GIVEN INSTRUCTION: Below are the records; collect from them each line containing the string "this".

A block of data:
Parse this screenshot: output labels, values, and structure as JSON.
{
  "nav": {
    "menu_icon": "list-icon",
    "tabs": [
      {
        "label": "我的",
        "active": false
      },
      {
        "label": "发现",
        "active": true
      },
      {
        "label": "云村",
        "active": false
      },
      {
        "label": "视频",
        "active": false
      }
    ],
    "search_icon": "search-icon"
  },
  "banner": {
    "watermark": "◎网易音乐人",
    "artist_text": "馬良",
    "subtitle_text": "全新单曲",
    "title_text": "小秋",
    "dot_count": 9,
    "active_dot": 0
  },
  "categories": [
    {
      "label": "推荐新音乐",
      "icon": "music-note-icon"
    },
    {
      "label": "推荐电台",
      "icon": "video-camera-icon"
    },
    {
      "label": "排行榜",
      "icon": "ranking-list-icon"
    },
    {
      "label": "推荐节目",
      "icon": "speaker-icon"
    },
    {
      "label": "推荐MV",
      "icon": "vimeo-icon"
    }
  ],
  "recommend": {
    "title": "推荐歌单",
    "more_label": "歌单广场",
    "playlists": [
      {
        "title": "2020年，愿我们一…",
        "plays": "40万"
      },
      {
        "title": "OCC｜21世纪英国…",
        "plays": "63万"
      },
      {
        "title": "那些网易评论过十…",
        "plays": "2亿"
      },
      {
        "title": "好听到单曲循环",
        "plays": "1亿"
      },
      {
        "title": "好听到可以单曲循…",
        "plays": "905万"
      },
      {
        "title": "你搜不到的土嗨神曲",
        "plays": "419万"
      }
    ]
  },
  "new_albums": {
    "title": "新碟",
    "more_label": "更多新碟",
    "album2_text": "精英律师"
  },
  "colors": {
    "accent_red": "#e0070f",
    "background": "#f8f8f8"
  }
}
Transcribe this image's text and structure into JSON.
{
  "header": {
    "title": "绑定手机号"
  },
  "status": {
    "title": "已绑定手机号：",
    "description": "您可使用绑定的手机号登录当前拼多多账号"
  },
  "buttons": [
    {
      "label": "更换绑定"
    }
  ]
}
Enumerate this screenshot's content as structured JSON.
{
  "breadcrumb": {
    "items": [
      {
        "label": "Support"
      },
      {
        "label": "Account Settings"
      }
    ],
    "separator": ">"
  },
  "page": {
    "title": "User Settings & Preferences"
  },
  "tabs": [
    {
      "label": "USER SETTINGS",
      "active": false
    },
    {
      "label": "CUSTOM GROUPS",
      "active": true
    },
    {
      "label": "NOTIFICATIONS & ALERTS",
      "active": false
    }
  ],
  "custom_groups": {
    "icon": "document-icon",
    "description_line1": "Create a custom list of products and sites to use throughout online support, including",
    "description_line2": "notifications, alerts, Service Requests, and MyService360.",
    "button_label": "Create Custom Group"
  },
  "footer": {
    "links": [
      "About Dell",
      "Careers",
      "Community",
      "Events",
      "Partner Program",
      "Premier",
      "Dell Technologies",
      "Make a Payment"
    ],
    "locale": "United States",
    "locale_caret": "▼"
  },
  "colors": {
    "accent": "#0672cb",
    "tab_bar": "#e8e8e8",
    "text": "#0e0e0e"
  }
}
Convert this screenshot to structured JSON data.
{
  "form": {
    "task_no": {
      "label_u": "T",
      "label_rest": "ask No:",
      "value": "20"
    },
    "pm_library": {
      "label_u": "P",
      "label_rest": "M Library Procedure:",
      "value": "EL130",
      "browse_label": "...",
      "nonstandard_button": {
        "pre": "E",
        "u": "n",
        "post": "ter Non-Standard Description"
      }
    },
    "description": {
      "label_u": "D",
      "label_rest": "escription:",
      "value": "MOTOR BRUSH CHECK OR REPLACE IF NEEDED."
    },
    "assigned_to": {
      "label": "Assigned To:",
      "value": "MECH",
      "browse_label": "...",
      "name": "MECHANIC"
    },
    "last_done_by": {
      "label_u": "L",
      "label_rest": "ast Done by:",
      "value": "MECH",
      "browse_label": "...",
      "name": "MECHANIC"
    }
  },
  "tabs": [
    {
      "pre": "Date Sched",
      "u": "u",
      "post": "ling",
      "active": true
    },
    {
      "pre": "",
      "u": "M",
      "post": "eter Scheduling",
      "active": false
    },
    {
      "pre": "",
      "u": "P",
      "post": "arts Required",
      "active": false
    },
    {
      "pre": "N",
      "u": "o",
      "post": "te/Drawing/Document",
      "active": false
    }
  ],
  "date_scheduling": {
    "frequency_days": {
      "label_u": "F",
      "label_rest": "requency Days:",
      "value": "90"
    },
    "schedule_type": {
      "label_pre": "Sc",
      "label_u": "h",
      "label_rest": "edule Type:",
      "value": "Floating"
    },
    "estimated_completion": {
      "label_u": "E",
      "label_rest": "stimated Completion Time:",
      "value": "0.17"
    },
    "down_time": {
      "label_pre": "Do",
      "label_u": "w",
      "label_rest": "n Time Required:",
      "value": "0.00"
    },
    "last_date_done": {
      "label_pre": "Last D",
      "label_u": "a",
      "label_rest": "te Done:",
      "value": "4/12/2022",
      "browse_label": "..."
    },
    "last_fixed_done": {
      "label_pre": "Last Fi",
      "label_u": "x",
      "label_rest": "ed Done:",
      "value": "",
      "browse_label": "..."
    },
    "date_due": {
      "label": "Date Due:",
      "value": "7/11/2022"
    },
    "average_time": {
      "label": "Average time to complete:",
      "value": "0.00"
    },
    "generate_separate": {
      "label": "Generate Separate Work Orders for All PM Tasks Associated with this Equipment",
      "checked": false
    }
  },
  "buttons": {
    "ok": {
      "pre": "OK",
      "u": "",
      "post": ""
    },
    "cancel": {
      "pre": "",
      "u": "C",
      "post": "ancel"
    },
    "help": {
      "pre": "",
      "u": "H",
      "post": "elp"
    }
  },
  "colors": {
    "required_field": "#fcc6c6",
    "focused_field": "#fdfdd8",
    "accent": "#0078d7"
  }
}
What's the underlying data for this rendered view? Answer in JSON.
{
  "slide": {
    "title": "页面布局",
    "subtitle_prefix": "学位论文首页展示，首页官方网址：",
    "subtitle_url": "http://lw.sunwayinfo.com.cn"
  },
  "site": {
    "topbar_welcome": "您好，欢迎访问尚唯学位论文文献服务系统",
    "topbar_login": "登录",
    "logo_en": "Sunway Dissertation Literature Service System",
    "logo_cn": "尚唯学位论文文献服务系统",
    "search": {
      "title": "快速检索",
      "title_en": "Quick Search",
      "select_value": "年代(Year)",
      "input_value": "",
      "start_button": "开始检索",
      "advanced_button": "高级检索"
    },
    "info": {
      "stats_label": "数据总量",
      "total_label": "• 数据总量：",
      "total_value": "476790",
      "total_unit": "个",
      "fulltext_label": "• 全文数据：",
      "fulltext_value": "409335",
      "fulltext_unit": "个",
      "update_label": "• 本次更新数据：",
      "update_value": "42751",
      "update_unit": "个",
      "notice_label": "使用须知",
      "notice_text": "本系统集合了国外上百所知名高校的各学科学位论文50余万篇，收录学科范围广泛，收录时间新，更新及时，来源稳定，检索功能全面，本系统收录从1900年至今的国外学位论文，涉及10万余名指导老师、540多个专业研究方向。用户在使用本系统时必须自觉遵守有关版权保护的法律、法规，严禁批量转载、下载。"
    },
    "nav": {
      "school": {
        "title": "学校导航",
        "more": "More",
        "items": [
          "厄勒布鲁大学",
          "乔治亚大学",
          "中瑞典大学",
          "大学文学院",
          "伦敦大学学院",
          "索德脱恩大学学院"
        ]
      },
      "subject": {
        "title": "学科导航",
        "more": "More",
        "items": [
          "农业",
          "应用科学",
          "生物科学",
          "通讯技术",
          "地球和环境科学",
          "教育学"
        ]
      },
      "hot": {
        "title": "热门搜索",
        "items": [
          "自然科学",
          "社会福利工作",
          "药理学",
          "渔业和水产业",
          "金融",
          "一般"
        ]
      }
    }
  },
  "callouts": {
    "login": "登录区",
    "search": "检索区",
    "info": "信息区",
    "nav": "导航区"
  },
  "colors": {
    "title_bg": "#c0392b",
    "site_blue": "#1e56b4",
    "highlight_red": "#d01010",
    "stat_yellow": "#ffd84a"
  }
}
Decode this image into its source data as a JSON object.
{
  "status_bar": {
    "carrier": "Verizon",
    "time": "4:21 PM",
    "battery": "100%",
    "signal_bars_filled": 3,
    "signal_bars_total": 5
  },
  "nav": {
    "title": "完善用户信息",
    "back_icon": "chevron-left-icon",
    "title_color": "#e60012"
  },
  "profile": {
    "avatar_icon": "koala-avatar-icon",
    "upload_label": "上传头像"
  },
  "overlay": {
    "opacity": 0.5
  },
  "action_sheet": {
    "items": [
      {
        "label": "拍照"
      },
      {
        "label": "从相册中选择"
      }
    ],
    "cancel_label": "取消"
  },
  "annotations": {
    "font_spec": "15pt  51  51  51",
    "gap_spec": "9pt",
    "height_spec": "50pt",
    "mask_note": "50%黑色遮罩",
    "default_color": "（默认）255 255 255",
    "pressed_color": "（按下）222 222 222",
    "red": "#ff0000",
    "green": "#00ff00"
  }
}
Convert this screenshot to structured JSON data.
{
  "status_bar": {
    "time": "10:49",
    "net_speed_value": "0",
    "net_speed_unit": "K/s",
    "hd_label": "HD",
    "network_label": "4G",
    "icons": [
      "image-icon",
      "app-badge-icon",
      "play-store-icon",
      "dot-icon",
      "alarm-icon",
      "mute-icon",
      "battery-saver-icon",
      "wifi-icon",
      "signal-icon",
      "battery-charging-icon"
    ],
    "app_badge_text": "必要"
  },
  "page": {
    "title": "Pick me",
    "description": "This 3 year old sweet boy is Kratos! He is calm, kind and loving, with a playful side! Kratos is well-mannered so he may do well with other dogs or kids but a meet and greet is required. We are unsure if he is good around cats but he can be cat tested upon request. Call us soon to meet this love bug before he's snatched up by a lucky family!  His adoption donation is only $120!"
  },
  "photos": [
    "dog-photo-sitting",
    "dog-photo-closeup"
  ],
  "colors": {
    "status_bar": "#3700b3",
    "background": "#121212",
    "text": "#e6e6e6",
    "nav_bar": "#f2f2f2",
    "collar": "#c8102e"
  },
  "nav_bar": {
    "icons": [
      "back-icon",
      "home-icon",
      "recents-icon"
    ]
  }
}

FINAL RESULT:
Parse this screenshot: output labels, values, and structure as JSON.
Transcribe this image's text and structure into JSON.
Enumerate this screenshot's content as structured JSON.
Convert this screenshot to structured JSON data.
      "label": "Generate Separate Work Orders for All PM Tasks Associated with this Equipment",
What's the underlying data for this rendered view? Answer in JSON.
Decode this image into its source data as a JSON object.
Convert this screenshot to structured JSON data.
    "description": "This 3 year old sweet boy is Kratos! He is calm, kind and loving, with a playful side! Kratos is well-mannered so he may do well with other dogs or kids but a meet and greet is required. We are unsure if he is good around cats but he can be cat tested upon request. Call us soon to meet this love bug before he's snatched up by a lucky family!  His adoption donation is only $120!"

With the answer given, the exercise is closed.